Exercise directions: Below are records to be output exactly, every one of them.

Data for this exercise:

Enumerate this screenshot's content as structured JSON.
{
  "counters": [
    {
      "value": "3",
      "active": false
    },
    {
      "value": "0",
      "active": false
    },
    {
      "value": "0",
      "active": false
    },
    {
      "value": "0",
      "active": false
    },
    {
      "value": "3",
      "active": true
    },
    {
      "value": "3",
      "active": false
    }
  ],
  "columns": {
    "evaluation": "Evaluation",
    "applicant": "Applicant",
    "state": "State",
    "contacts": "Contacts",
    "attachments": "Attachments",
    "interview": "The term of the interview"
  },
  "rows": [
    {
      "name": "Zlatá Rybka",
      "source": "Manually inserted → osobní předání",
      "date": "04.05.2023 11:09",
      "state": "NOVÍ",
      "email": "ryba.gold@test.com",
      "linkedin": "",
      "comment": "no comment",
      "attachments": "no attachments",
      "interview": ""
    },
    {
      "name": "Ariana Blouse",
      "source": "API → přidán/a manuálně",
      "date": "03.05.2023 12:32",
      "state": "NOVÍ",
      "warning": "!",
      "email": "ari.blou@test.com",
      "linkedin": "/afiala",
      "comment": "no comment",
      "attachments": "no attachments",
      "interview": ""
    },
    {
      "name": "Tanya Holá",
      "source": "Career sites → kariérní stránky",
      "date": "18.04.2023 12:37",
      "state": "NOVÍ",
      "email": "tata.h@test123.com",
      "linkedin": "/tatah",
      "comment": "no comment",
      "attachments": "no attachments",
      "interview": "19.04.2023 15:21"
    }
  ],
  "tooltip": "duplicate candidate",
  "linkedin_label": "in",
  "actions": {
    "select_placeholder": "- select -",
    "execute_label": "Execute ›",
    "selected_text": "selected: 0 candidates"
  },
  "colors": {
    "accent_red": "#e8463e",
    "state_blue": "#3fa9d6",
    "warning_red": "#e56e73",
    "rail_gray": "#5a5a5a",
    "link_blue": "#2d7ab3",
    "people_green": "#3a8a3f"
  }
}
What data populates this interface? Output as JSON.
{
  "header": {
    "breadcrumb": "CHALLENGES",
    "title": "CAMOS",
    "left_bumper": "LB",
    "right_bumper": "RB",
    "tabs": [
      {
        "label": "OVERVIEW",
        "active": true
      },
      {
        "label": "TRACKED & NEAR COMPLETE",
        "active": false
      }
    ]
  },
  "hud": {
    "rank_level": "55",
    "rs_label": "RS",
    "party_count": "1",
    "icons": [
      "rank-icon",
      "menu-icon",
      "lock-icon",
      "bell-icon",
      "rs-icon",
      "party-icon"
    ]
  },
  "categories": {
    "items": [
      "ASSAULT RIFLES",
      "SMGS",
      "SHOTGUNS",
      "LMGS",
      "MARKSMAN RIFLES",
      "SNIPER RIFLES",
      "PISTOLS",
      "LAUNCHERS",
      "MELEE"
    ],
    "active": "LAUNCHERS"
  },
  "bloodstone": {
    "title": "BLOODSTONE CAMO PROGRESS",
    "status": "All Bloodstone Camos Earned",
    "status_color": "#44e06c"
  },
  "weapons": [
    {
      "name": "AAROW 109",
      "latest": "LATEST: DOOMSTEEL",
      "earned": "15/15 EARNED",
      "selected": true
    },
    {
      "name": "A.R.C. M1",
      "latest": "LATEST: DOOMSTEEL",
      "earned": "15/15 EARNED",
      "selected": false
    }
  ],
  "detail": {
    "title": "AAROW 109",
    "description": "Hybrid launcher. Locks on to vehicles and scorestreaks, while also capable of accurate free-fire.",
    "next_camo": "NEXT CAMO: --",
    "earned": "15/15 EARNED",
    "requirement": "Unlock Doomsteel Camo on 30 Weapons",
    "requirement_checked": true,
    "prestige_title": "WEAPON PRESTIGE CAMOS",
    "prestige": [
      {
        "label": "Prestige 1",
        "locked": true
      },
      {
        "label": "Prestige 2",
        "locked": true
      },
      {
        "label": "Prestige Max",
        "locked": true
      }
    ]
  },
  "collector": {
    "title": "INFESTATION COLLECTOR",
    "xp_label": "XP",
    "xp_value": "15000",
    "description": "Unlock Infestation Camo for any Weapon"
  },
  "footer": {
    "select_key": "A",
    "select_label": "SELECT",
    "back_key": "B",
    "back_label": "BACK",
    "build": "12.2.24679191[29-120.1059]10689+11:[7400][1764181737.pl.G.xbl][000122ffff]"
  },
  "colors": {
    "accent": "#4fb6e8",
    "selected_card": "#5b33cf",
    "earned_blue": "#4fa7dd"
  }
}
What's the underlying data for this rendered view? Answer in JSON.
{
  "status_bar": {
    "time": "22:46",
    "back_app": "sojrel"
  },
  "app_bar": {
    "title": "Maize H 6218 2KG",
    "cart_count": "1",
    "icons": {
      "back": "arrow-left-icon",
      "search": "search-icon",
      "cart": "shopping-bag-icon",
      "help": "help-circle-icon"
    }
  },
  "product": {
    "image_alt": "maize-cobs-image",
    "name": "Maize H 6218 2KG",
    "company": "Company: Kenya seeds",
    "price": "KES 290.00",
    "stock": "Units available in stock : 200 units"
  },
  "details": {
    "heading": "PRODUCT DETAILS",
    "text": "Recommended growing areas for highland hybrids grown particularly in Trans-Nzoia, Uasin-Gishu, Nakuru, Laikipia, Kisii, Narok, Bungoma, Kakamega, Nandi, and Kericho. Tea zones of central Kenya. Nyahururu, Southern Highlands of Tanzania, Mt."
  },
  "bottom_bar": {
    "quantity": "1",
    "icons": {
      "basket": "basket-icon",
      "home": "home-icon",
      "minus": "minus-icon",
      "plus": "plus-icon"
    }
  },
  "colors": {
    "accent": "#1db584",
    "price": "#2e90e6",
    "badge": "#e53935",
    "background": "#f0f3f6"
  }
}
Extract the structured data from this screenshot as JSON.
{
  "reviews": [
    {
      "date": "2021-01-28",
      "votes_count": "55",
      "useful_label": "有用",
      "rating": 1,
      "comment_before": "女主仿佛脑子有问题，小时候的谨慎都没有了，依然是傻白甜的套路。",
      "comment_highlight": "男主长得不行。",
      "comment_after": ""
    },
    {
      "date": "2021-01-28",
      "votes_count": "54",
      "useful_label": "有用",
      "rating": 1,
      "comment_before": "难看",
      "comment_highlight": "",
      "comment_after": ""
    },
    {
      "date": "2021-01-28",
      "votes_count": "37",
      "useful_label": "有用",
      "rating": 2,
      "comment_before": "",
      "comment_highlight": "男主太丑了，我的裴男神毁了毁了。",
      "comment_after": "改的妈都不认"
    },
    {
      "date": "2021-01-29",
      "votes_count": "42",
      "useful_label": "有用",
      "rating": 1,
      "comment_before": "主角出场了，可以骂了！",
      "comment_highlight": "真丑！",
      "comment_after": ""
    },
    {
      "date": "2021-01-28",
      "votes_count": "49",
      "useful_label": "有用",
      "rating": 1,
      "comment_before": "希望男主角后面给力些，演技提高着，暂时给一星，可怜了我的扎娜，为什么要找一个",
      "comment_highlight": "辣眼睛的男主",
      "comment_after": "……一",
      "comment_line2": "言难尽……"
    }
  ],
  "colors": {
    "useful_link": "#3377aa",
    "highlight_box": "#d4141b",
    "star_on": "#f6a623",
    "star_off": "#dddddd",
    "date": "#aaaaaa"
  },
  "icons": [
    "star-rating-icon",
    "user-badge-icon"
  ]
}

Answer below:
Enumerate this screenshot's content as structured JSON.
{
  "counters": [
    {
      "value": "3",
      "active": false
    },
    {
      "value": "0",
      "active": false
    },
    {
      "value": "0",
      "active": false
    },
    {
      "value": "0",
      "active": false
    },
    {
      "value": "3",
      "active": true
    },
    {
      "value": "3",
      "active": false
    }
  ],
  "columns": {
    "evaluation": "Evaluation",
    "applicant": "Applicant",
    "state": "State",
    "contacts": "Contacts",
    "attachments": "Attachments",
    "interview": "The term of the interview"
  },
  "rows": [
    {
      "name": "Zlatá Rybka",
      "source": "Manually inserted → osobní předání",
      "date": "04.05.2023 11:09",
      "state": "NOVÍ",
      "email": "ryba.gold@test.com",
      "linkedin": "",
      "comment": "no comment",
      "attachments": "no attachments",
      "interview": ""
    },
    {
      "name": "Ariana Blouse",
      "source": "API → přidán/a manuálně",
      "date": "03.05.2023 12:32",
      "state": "NOVÍ",
      "warning": "!",
      "email": "ari.blou@test.com",
      "linkedin": "/afiala",
      "comment": "no comment",
      "attachments": "no attachments",
      "interview": ""
    },
    {
      "name": "Tanya Holá",
      "source": "Career sites → kariérní stránky",
      "date": "18.04.2023 12:37",
      "state": "NOVÍ",
      "email": "tata.h@test123.com",
      "linkedin": "/tatah",
      "comment": "no comment",
      "attachments": "no attachments",
      "interview": "19.04.2023 15:21"
    }
  ],
  "tooltip": "duplicate candidate",
  "linkedin_label": "in",
  "actions": {
    "select_placeholder": "- select -",
    "execute_label": "Execute ›",
    "selected_text": "selected: 0 candidates"
  },
  "colors": {
    "accent_red": "#e8463e",
    "state_blue": "#3fa9d6",
    "warning_red": "#e56e73",
    "rail_gray": "#5a5a5a",
    "link_blue": "#2d7ab3",
    "people_green": "#3a8a3f"
  }
}
What data populates this interface? Output as JSON.
{
  "header": {
    "breadcrumb": "CHALLENGES",
    "title": "CAMOS",
    "left_bumper": "LB",
    "right_bumper": "RB",
    "tabs": [
      {
        "label": "OVERVIEW",
        "active": true
      },
      {
        "label": "TRACKED & NEAR COMPLETE",
        "active": false
      }
    ]
  },
  "hud": {
    "rank_level": "55",
    "rs_label": "RS",
    "party_count": "1",
    "icons": [
      "rank-icon",
      "menu-icon",
      "lock-icon",
      "bell-icon",
      "rs-icon",
      "party-icon"
    ]
  },
  "categories": {
    "items": [
      "ASSAULT RIFLES",
      "SMGS",
      "SHOTGUNS",
      "LMGS",
      "MARKSMAN RIFLES",
      "SNIPER RIFLES",
      "PISTOLS",
      "LAUNCHERS",
      "MELEE"
    ],
    "active": "LAUNCHERS"
  },
  "bloodstone": {
    "title": "BLOODSTONE CAMO PROGRESS",
    "status": "All Bloodstone Camos Earned",
    "status_color": "#44e06c"
  },
  "weapons": [
    {
      "name": "AAROW 109",
      "latest": "LATEST: DOOMSTEEL",
      "earned": "15/15 EARNED",
      "selected": true
    },
    {
      "name": "A.R.C. M1",
      "latest": "LATEST: DOOMSTEEL",
      "earned": "15/15 EARNED",
      "selected": false
    }
  ],
  "detail": {
    "title": "AAROW 109",
    "description": "Hybrid launcher. Locks on to vehicles and scorestreaks, while also capable of accurate free-fire.",
    "next_camo": "NEXT CAMO: --",
    "earned": "15/15 EARNED",
    "requirement": "Unlock Doomsteel Camo on 30 Weapons",
    "requirement_checked": true,
    "prestige_title": "WEAPON PRESTIGE CAMOS",
    "prestige": [
      {
        "label": "Prestige 1",
        "locked": true
      },
      {
        "label": "Prestige 2",
        "locked": true
      },
      {
        "label": "Prestige Max",
        "locked": true
      }
    ]
  },
  "collector": {
    "title": "INFESTATION COLLECTOR",
    "xp_label": "XP",
    "xp_value": "15000",
    "description": "Unlock Infestation Camo for any Weapon"
  },
  "footer": {
    "select_key": "A",
    "select_label": "SELECT",
    "back_key": "B",
    "back_label": "BACK",
    "build": "12.2.24679191[29-120.1059]10689+11:[7400][1764181737.pl.G.xbl][000122ffff]"
  },
  "colors": {
    "accent": "#4fb6e8",
    "selected_card": "#5b33cf",
    "earned_blue": "#4fa7dd"
  }
}
What's the underlying data for this rendered view? Answer in JSON.
{
  "status_bar": {
    "time": "22:46",
    "back_app": "sojrel"
  },
  "app_bar": {
    "title": "Maize H 6218 2KG",
    "cart_count": "1",
    "icons": {
      "back": "arrow-left-icon",
      "search": "search-icon",
      "cart": "shopping-bag-icon",
      "help": "help-circle-icon"
    }
  },
  "product": {
    "image_alt": "maize-cobs-image",
    "name": "Maize H 6218 2KG",
    "company": "Company: Kenya seeds",
    "price": "KES 290.00",
    "stock": "Units available in stock : 200 units"
  },
  "details": {
    "heading": "PRODUCT DETAILS",
    "text": "Recommended growing areas for highland hybrids grown particularly in Trans-Nzoia, Uasin-Gishu, Nakuru, Laikipia, Kisii, Narok, Bungoma, Kakamega, Nandi, and Kericho. Tea zones of central Kenya. Nyahururu, Southern Highlands of Tanzania, Mt."
  },
  "bottom_bar": {
    "quantity": "1",
    "icons": {
      "basket": "basket-icon",
      "home": "home-icon",
      "minus": "minus-icon",
      "plus": "plus-icon"
    }
  },
  "colors": {
    "accent": "#1db584",
    "price": "#2e90e6",
    "badge": "#e53935",
    "background": "#f0f3f6"
  }
}
Extract the structured data from this screenshot as JSON.
{
  "reviews": [
    {
      "date": "2021-01-28",
      "votes_count": "55",
      "useful_label": "有用",
      "rating": 1,
      "comment_before": "女主仿佛脑子有问题，小时候的谨慎都没有了，依然是傻白甜的套路。",
      "comment_highlight": "男主长得不行。",
      "comment_after": ""
    },
    {
      "date": "2021-01-28",
      "votes_count": "54",
      "useful_label": "有用",
      "rating": 1,
      "comment_before": "难看",
      "comment_highlight": "",
      "comment_after": ""
    },
    {
      "date": "2021-01-28",
      "votes_count": "37",
      "useful_label": "有用",
      "rating": 2,
      "comment_before": "",
      "comment_highlight": "男主太丑了，我的裴男神毁了毁了。",
      "comment_after": "改的妈都不认"
    },
    {
      "date": "2021-01-29",
      "votes_count": "42",
      "useful_label": "有用",
      "rating": 1,
      "comment_before": "主角出场了，可以骂了！",
      "comment_highlight": "真丑！",
      "comment_after": ""
    },
    {
      "date": "2021-01-28",
      "votes_count": "49",
      "useful_label": "有用",
      "rating": 1,
      "comment_before": "希望男主角后面给力些，演技提高着，暂时给一星，可怜了我的扎娜，为什么要找一个",
      "comment_highlight": "辣眼睛的男主",
      "comment_after": "……一",
      "comment_line2": "言难尽……"
    }
  ],
  "colors": {
    "useful_link": "#3377aa",
    "highlight_box": "#d4141b",
    "star_on": "#f6a623",
    "star_off": "#dddddd",
    "date": "#aaaaaa"
  },
  "icons": [
    "star-rating-icon",
    "user-badge-icon"
  ]
}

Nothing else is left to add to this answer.